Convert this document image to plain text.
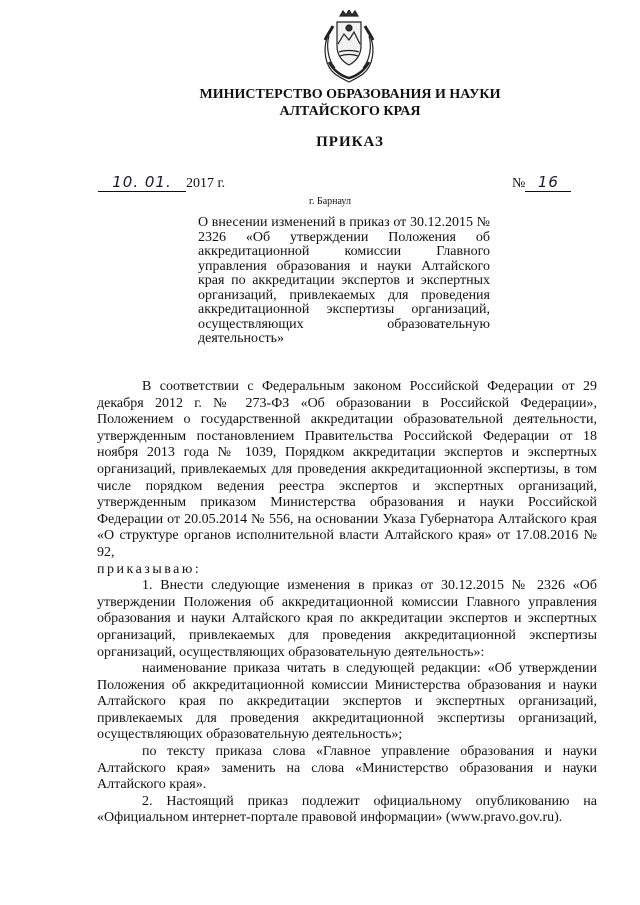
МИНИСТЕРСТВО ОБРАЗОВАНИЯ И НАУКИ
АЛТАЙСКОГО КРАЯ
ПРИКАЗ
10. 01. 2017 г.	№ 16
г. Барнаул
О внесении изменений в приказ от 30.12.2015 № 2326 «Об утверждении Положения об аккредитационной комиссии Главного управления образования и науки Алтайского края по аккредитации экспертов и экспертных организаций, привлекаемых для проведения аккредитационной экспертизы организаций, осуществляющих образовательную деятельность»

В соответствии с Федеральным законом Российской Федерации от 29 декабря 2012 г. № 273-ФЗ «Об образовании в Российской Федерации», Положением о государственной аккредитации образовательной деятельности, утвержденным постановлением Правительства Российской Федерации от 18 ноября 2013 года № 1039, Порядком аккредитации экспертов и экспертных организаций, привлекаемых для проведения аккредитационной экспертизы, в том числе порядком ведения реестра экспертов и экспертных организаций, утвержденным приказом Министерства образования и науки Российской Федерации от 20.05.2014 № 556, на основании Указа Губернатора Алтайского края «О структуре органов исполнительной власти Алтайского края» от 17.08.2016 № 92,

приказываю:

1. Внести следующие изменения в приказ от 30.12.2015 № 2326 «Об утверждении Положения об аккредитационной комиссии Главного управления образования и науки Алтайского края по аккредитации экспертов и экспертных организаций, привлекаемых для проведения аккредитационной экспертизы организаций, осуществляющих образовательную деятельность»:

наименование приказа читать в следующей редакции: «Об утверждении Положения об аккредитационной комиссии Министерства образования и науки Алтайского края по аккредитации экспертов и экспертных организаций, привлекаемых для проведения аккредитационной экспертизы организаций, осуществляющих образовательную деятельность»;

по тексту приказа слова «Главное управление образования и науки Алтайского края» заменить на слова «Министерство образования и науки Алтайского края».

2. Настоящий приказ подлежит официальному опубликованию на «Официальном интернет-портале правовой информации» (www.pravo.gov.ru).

PROBLEM.
Without the pictures, restate all of the entries above verbatim.

FULL RESPONSE.
Convert this document image to plain text.
МИНИСТЕРСТВО ОБРАЗОВАНИЯ И НАУКИ
АЛТАЙСКОГО КРАЯ
ПРИКАЗ
10. 01. 2017 г.	№ 16
г. Барнаул
О внесении изменений в приказ от 30.12.2015 № 2326 «Об утверждении Положения об аккредитационной комиссии Главного управления образования и науки Алтайского края по аккредитации экспертов и экспертных организаций, привлекаемых для проведения аккредитационной экспертизы организаций, осуществляющих образовательную деятельность»

В соответствии с Федеральным законом Российской Федерации от 29 декабря 2012 г. № 273-ФЗ «Об образовании в Российской Федерации», Положением о государственной аккредитации образовательной деятельности, утвержденным постановлением Правительства Российской Федерации от 18 ноября 2013 года № 1039, Порядком аккредитации экспертов и экспертных организаций, привлекаемых для проведения аккредитационной экспертизы, в том числе порядком ведения реестра экспертов и экспертных организаций, утвержденным приказом Министерства образования и науки Российской Федерации от 20.05.2014 № 556, на основании Указа Губернатора Алтайского края «О структуре органов исполнительной власти Алтайского края» от 17.08.2016 № 92,

приказываю:

1. Внести следующие изменения в приказ от 30.12.2015 № 2326 «Об утверждении Положения об аккредитационной комиссии Главного управления образования и науки Алтайского края по аккредитации экспертов и экспертных организаций, привлекаемых для проведения аккредитационной экспертизы организаций, осуществляющих образовательную деятельность»:

наименование приказа читать в следующей редакции: «Об утверждении Положения об аккредитационной комиссии Министерства образования и науки Алтайского края по аккредитации экспертов и экспертных организаций, привлекаемых для проведения аккредитационной экспертизы организаций, осуществляющих образовательную деятельность»;

по тексту приказа слова «Главное управление образования и науки Алтайского края» заменить на слова «Министерство образования и науки Алтайского края».

2. Настоящий приказ подлежит официальному опубликованию на «Официальном интернет-портале правовой информации» (www.pravo.gov.ru).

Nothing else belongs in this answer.